* [Description of the task] Can you copy word for word the part of the text on why VCs say no, beginning with the words "What does big" and stopping after "for the fund."?

* [Text shown]
The #2 Reason Why VC's Say "No"

VC’s pass on new investment opportunities more than 99% of the time.  My guess is that the clear #1 reason why we pass is because of the team.  This could mean a bunch of different things (eg. no confidence the team can execute well, personality clash, etc).  But I don’t think there will be much dispute that this is the main driver behind a “no” decision.

The #2 reason is NOT as obvious.  “Bad Product” or “Unattractive Market” are definitely up there.  But I will contend that the second most popular reason VC’s pass is because the company “can’t get big enough”.

This is something I hear all the time among VC’s and I know it must drive entrepreneurs crazy, because no one thinks that they are giving their time and energy into an idea that is not “big enough”.

What does big enough mean?

There has been a lot written about this so I won’t rehash the math.  But the basic idea is that startups have a high mortality rate.  And so the relatively small % of winners need to be significant enough to drive an impactful return for the fund.

Although a lot of posts speculate that VC’s block good outcomes because of this, I doubt that it’s as prevalent as it seems.  What is prevalent is that VC’s think very hard about whether the potential of the business is big enough relative to the time and capital investment required.  We also think very hard about whether the founder is interested in shooting for a big outcome.  If not, it’s a tough fit for a venture capital investment.

Why many entrepreneurs should accept this reality (and why some investors should take advantage of it)

The reality is that most businesses probably can’t get to the kind of scale that VC’s require.  Moreover, it’s damaging to the business to do unnatural things to try to get to that scale.  You may grow your team too quickly, forgo revenue for reach, hire expensive executives, etc.

* [Information]
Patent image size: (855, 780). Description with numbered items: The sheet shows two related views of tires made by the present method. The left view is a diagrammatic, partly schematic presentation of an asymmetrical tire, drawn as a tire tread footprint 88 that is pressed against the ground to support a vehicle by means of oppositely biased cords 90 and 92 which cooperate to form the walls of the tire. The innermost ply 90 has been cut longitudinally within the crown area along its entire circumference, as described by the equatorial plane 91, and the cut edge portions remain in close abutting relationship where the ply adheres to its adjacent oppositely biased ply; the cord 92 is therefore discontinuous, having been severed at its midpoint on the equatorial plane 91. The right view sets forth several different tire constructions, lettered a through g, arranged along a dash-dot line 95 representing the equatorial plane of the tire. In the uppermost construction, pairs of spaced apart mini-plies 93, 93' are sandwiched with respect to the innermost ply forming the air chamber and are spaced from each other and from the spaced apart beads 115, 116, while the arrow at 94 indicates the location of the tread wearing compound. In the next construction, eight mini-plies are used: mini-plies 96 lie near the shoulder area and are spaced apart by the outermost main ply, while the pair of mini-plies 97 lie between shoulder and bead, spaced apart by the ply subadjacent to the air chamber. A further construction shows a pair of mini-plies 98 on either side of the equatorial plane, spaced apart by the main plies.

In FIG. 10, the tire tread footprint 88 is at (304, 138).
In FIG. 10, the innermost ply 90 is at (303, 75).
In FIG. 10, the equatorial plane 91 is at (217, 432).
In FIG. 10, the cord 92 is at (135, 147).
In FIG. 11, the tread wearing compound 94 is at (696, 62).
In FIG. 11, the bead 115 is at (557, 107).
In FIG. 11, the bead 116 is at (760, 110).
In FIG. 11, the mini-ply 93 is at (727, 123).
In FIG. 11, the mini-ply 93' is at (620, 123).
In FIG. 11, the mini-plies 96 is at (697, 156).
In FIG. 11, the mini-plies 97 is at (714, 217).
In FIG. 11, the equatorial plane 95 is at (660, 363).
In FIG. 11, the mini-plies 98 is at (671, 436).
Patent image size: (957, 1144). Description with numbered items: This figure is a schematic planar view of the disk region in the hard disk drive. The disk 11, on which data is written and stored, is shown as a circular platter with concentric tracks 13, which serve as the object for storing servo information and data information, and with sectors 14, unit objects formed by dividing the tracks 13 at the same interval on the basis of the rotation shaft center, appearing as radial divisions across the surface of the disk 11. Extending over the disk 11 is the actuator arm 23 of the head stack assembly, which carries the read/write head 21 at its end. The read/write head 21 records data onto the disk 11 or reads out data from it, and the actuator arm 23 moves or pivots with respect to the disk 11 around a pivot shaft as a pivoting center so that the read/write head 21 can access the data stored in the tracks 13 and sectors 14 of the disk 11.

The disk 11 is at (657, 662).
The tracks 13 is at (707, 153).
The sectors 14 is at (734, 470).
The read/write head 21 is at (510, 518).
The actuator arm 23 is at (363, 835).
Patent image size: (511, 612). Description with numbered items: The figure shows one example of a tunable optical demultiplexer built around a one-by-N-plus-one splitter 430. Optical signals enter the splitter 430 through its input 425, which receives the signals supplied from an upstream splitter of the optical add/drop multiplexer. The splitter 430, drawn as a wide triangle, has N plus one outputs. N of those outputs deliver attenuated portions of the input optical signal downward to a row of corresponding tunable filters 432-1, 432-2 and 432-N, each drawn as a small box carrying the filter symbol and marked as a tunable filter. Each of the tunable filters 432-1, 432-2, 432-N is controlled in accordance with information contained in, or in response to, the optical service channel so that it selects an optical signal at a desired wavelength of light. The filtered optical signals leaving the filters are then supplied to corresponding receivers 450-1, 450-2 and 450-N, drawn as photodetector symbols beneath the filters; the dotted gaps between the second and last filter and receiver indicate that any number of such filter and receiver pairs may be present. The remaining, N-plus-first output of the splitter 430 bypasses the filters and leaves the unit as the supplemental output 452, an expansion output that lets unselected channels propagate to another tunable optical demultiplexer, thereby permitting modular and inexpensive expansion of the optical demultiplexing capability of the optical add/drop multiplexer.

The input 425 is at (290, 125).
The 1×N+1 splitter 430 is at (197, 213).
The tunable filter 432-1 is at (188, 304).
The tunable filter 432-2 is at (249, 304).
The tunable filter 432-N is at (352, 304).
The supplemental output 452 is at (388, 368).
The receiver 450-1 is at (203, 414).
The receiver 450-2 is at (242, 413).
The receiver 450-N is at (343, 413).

* [Output below]
What does big enough mean?

There has been a lot written about this so I won’t rehash the math.  But the basic idea is that startups have a high mortality rate.  And so the relatively small % of winners need to be significant enough to drive an impactful return for the fund.